_Stored records_:
==========

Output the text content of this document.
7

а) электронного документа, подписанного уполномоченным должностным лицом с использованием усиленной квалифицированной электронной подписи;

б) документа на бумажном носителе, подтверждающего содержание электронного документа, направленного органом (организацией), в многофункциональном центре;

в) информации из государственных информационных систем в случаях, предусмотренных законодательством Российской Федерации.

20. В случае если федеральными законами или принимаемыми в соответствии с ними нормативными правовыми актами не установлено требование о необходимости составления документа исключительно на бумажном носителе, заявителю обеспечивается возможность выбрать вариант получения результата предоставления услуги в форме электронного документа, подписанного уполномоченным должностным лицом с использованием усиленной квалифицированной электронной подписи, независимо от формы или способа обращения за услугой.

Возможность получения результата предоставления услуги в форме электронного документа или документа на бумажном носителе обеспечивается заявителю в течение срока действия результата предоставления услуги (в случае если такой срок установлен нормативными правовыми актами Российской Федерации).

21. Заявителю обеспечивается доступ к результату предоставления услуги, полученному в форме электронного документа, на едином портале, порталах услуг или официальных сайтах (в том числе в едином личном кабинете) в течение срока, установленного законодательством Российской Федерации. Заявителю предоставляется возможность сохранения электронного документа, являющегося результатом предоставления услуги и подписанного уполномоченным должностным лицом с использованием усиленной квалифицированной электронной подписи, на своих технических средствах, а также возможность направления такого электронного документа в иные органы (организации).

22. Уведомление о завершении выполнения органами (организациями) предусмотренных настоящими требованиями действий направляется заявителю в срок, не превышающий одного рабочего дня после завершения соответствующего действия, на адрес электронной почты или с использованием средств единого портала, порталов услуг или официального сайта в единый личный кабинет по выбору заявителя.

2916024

==========

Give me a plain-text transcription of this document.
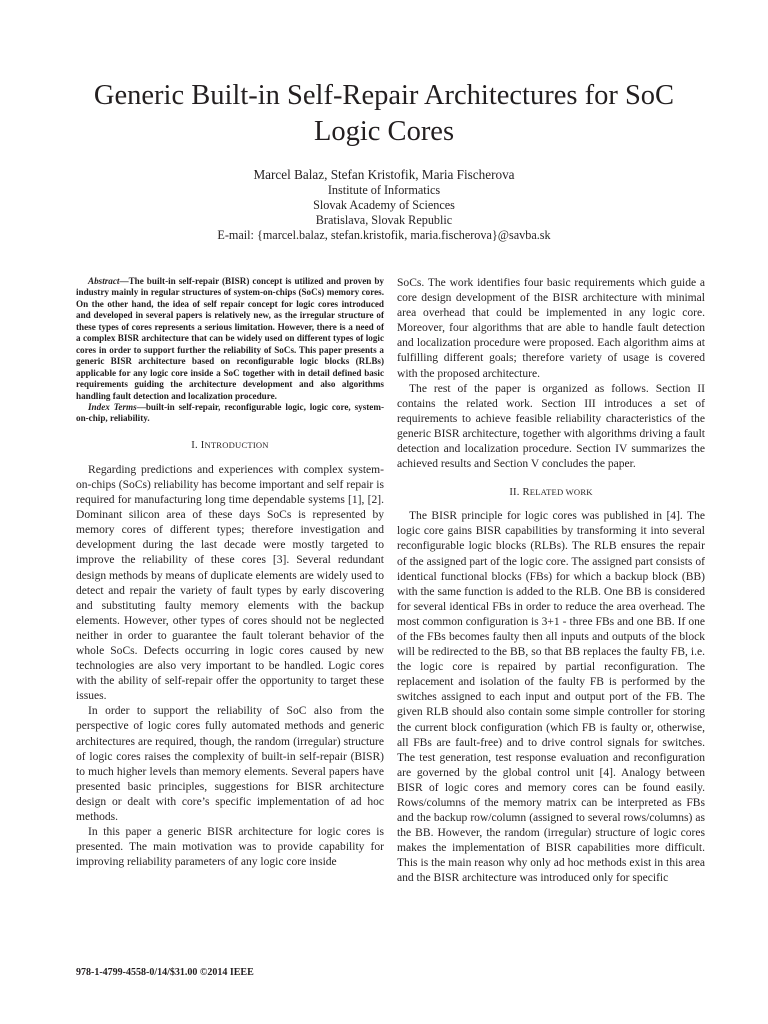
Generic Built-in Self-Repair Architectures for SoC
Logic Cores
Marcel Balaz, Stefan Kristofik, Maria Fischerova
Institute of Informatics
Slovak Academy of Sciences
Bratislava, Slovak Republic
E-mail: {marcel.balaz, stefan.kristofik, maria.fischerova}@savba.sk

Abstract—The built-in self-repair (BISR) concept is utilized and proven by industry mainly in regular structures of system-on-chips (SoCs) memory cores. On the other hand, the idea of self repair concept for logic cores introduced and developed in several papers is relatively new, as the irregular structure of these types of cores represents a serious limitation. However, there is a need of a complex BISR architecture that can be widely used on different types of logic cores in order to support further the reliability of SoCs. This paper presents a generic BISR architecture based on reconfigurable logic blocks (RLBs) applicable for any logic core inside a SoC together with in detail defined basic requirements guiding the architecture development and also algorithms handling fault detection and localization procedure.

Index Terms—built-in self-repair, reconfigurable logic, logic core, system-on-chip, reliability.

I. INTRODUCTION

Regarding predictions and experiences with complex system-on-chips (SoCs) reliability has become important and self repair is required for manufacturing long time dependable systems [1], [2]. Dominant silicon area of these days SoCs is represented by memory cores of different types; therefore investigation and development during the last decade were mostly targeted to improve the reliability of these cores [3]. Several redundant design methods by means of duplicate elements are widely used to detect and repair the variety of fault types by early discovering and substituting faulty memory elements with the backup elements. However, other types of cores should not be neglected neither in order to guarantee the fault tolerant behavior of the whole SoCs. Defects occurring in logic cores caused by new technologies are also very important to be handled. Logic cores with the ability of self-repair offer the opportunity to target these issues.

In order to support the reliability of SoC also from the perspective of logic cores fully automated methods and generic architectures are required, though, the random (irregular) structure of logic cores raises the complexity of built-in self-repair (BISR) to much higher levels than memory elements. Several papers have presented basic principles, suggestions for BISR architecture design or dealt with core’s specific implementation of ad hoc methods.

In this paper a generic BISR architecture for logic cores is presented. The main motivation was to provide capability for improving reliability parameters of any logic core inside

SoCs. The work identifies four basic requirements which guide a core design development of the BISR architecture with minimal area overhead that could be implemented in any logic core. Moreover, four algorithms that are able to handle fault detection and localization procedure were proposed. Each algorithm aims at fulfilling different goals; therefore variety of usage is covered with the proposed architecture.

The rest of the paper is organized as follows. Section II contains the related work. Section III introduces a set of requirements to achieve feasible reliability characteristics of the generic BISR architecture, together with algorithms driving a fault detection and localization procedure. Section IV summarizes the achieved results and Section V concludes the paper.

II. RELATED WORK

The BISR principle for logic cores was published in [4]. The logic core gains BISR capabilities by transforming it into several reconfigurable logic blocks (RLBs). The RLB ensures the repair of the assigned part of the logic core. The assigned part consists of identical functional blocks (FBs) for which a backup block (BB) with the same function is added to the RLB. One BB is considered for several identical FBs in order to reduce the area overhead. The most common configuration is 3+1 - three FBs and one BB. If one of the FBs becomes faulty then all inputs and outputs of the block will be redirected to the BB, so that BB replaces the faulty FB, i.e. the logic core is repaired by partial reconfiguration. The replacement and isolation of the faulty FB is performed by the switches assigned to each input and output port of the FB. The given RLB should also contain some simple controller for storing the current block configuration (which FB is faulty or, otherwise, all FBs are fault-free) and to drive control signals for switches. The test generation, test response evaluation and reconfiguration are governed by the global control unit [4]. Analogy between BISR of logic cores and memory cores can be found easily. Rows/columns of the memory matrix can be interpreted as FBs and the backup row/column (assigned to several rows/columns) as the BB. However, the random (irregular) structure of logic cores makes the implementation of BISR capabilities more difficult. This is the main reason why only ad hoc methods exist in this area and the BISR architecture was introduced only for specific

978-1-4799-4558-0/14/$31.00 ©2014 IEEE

==========

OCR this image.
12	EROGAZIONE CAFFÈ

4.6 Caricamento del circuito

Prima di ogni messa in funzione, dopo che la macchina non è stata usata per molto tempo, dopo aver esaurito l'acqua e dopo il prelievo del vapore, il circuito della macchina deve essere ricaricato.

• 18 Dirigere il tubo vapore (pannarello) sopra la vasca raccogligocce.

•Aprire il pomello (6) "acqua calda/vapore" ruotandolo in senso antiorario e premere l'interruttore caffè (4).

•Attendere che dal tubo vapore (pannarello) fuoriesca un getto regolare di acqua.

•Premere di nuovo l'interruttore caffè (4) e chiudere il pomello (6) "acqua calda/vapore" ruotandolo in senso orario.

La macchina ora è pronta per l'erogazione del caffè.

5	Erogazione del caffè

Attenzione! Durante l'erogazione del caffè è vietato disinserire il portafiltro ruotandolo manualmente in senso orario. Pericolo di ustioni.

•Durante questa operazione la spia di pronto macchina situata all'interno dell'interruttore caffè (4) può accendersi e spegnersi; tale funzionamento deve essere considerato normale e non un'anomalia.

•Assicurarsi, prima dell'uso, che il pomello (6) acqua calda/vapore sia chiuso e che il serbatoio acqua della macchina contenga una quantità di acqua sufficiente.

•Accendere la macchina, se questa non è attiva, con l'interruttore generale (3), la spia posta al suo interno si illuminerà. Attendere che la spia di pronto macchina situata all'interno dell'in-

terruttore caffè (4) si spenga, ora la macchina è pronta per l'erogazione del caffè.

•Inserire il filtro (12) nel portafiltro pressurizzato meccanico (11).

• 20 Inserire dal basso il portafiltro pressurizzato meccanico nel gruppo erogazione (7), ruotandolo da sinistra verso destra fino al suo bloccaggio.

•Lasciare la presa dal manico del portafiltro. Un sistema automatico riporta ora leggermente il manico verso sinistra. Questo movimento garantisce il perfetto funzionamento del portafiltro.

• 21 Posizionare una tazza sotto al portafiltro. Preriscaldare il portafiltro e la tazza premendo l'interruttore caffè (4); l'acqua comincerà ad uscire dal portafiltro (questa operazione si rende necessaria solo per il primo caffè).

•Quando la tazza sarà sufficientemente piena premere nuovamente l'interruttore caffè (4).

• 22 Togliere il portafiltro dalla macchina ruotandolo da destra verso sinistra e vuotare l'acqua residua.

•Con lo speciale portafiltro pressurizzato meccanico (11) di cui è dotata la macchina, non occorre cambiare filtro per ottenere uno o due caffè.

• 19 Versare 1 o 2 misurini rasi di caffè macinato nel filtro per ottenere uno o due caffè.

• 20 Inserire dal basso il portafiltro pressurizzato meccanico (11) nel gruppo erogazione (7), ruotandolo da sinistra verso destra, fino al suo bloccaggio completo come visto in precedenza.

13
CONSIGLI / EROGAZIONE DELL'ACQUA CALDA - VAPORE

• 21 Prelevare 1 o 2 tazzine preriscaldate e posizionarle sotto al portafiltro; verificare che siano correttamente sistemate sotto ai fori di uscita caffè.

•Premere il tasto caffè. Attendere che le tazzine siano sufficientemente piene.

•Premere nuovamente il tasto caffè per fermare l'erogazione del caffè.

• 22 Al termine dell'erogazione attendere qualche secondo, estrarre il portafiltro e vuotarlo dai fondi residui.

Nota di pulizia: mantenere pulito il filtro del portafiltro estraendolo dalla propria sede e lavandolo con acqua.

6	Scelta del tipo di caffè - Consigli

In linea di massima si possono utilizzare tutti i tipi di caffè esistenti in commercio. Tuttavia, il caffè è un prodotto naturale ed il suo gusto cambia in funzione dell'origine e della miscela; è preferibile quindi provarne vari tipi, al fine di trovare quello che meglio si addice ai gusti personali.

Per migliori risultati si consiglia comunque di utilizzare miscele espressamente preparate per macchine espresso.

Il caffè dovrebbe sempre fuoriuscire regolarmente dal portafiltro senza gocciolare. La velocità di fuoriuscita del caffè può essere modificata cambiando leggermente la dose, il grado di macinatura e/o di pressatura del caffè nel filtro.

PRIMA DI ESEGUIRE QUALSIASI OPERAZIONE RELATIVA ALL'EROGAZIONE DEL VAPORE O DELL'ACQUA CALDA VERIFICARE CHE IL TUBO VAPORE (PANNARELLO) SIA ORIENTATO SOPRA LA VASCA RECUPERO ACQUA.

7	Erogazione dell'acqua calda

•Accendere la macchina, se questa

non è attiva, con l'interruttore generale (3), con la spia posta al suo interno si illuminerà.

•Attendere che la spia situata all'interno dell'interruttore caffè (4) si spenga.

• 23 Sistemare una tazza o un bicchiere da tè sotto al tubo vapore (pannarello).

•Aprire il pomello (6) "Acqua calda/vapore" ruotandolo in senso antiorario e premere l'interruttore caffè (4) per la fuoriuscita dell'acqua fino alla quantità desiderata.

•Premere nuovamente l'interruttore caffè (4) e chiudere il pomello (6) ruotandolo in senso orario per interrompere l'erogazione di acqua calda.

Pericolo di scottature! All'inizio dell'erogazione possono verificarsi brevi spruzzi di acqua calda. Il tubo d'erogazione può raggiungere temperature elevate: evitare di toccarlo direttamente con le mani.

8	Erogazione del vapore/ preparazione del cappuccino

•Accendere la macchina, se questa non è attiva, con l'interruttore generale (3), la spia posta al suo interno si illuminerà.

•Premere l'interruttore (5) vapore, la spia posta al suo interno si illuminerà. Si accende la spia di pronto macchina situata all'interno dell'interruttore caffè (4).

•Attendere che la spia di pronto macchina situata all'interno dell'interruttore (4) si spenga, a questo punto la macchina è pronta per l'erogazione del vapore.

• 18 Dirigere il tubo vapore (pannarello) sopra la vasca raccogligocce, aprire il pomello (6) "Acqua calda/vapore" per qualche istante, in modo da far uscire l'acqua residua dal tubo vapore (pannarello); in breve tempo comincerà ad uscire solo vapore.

==========

Check each line above for "document" and return the ones that have it.

_Full response_:
Output the text content of this document.
Give me a plain-text transcription of this document.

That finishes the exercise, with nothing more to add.